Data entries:
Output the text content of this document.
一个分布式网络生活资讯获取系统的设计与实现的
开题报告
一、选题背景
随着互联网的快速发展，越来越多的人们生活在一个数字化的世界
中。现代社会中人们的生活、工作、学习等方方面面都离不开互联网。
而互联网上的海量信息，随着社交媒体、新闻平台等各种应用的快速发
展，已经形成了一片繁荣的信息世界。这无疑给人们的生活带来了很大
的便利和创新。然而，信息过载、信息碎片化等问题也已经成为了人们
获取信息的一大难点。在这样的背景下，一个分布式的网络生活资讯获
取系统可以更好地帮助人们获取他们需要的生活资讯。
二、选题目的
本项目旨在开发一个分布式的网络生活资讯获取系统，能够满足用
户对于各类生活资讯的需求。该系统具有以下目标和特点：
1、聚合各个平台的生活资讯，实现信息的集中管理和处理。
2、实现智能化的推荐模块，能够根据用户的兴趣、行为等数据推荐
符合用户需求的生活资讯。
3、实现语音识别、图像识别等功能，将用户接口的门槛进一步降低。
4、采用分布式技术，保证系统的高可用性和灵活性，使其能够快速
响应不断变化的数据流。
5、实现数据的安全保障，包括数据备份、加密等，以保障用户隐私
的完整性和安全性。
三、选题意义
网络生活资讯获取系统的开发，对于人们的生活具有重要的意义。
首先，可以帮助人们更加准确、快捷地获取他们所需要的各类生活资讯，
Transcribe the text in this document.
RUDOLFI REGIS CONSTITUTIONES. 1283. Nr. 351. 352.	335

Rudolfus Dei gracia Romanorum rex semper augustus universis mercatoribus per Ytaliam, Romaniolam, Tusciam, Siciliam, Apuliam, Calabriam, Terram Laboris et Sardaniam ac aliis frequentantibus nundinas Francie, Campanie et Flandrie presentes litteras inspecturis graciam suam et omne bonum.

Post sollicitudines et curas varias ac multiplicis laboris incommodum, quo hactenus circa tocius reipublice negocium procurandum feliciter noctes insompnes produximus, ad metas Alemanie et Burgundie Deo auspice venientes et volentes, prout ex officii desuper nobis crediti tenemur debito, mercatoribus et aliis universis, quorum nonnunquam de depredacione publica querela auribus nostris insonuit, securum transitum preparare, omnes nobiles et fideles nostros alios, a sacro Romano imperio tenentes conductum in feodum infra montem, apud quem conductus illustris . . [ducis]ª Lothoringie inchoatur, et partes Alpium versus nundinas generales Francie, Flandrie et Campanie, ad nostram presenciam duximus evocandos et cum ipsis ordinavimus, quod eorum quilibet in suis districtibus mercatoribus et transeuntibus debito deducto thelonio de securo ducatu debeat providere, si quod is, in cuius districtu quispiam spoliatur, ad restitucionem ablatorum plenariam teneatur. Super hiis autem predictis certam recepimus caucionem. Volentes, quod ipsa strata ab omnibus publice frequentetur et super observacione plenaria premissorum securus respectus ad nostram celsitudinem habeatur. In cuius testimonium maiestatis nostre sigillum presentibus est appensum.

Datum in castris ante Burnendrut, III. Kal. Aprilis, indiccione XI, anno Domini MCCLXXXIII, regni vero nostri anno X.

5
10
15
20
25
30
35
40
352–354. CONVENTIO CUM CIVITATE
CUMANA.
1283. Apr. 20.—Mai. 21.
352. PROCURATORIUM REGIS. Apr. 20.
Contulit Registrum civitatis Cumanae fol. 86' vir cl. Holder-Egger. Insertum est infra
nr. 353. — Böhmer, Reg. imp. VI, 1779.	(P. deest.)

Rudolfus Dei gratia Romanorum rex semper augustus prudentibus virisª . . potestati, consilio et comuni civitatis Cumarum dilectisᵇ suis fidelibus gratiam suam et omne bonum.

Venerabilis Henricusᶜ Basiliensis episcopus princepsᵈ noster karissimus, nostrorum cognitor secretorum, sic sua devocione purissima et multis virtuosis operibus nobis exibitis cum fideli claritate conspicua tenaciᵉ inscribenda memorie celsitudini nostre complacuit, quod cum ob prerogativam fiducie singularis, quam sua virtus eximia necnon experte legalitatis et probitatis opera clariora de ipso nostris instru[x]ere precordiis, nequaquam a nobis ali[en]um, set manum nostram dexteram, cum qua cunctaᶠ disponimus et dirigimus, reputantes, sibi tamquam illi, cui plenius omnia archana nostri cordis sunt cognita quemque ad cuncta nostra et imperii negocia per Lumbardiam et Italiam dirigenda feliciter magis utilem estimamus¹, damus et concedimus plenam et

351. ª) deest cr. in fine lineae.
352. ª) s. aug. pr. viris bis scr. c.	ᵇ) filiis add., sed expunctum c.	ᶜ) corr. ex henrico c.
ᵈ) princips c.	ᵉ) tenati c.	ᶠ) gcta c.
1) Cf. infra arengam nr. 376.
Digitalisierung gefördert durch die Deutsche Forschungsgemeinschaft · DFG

* CHALLENGE
Copy every line of the material in which the word "deest" occurs.

* TASK SOLUTION
nr. 353. — Böhmer, Reg. imp. VI, 1779.	(P. deest.)
351. ª) deest cr. in fine lineae.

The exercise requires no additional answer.